Exercise: Repeat the whole of the data, keeping every detail the same.

** START Records shown **

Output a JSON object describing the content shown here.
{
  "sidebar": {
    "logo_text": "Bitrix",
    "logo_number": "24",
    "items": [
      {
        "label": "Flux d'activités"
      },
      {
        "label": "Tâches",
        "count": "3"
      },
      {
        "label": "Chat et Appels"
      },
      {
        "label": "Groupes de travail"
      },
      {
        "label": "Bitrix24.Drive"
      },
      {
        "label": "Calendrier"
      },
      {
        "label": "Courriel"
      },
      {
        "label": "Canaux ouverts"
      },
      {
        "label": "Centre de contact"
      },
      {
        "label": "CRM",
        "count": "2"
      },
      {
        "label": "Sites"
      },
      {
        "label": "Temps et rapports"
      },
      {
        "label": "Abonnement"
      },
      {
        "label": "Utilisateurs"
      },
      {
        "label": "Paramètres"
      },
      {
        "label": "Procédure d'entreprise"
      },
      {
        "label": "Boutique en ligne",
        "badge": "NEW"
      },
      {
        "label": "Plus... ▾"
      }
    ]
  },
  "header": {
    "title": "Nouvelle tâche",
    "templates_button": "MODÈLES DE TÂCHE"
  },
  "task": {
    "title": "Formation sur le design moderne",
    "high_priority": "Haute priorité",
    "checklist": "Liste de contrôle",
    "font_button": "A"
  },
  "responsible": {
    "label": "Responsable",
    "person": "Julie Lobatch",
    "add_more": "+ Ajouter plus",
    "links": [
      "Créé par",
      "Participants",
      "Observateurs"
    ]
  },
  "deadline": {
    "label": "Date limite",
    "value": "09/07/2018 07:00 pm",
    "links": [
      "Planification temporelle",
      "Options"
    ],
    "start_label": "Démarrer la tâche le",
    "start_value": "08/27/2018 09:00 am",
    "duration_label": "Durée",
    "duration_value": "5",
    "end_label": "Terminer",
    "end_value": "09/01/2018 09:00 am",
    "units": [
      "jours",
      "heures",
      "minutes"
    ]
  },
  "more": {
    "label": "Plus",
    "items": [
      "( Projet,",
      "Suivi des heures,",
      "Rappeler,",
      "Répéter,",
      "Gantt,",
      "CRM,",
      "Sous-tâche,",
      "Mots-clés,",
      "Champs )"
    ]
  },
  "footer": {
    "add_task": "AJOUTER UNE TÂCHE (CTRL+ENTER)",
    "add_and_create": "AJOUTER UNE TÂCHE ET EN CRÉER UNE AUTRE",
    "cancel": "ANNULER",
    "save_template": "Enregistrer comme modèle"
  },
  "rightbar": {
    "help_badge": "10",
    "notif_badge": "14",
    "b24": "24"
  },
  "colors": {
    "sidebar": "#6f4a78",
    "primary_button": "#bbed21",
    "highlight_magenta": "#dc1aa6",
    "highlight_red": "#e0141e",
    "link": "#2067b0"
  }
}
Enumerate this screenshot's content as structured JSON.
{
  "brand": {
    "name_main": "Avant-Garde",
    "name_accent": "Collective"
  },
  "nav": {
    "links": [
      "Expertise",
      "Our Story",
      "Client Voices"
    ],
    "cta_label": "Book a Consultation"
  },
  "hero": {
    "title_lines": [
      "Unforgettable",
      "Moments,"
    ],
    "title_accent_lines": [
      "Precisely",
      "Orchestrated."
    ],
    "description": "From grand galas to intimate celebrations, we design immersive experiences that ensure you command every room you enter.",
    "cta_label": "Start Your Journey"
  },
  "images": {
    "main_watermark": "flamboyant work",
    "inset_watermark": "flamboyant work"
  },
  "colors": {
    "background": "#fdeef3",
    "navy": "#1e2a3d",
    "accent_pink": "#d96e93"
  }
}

** END Records shown **

Expected answer:
Output a JSON object describing the content shown here.
{
  "sidebar": {
    "logo_text": "Bitrix",
    "logo_number": "24",
    "items": [
      {
        "label": "Flux d'activités"
      },
      {
        "label": "Tâches",
        "count": "3"
      },
      {
        "label": "Chat et Appels"
      },
      {
        "label": "Groupes de travail"
      },
      {
        "label": "Bitrix24.Drive"
      },
      {
        "label": "Calendrier"
      },
      {
        "label": "Courriel"
      },
      {
        "label": "Canaux ouverts"
      },
      {
        "label": "Centre de contact"
      },
      {
        "label": "CRM",
        "count": "2"
      },
      {
        "label": "Sites"
      },
      {
        "label": "Temps et rapports"
      },
      {
        "label": "Abonnement"
      },
      {
        "label": "Utilisateurs"
      },
      {
        "label": "Paramètres"
      },
      {
        "label": "Procédure d'entreprise"
      },
      {
        "label": "Boutique en ligne",
        "badge": "NEW"
      },
      {
        "label": "Plus... ▾"
      }
    ]
  },
  "header": {
    "title": "Nouvelle tâche",
    "templates_button": "MODÈLES DE TÂCHE"
  },
  "task": {
    "title": "Formation sur le design moderne",
    "high_priority": "Haute priorité",
    "checklist": "Liste de contrôle",
    "font_button": "A"
  },
  "responsible": {
    "label": "Responsable",
    "person": "Julie Lobatch",
    "add_more": "+ Ajouter plus",
    "links": [
      "Créé par",
      "Participants",
      "Observateurs"
    ]
  },
  "deadline": {
    "label": "Date limite",
    "value": "09/07/2018 07:00 pm",
    "links": [
      "Planification temporelle",
      "Options"
    ],
    "start_label": "Démarrer la tâche le",
    "start_value": "08/27/2018 09:00 am",
    "duration_label": "Durée",
    "duration_value": "5",
    "end_label": "Terminer",
    "end_value": "09/01/2018 09:00 am",
    "units": [
      "jours",
      "heures",
      "minutes"
    ]
  },
  "more": {
    "label": "Plus",
    "items": [
      "( Projet,",
      "Suivi des heures,",
      "Rappeler,",
      "Répéter,",
      "Gantt,",
      "CRM,",
      "Sous-tâche,",
      "Mots-clés,",
      "Champs )"
    ]
  },
  "footer": {
    "add_task": "AJOUTER UNE TÂCHE (CTRL+ENTER)",
    "add_and_create": "AJOUTER UNE TÂCHE ET EN CRÉER UNE AUTRE",
    "cancel": "ANNULER",
    "save_template": "Enregistrer comme modèle"
  },
  "rightbar": {
    "help_badge": "10",
    "notif_badge": "14",
    "b24": "24"
  },
  "colors": {
    "sidebar": "#6f4a78",
    "primary_button": "#bbed21",
    "highlight_magenta": "#dc1aa6",
    "highlight_red": "#e0141e",
    "link": "#2067b0"
  }
}
Enumerate this screenshot's content as structured JSON.
{
  "brand": {
    "name_main": "Avant-Garde",
    "name_accent": "Collective"
  },
  "nav": {
    "links": [
      "Expertise",
      "Our Story",
      "Client Voices"
    ],
    "cta_label": "Book a Consultation"
  },
  "hero": {
    "title_lines": [
      "Unforgettable",
      "Moments,"
    ],
    "title_accent_lines": [
      "Precisely",
      "Orchestrated."
    ],
    "description": "From grand galas to intimate celebrations, we design immersive experiences that ensure you command every room you enter.",
    "cta_label": "Start Your Journey"
  },
  "images": {
    "main_watermark": "flamboyant work",
    "inset_watermark": "flamboyant work"
  },
  "colors": {
    "background": "#fdeef3",
    "navy": "#1e2a3d",
    "accent_pink": "#d96e93"
  }
}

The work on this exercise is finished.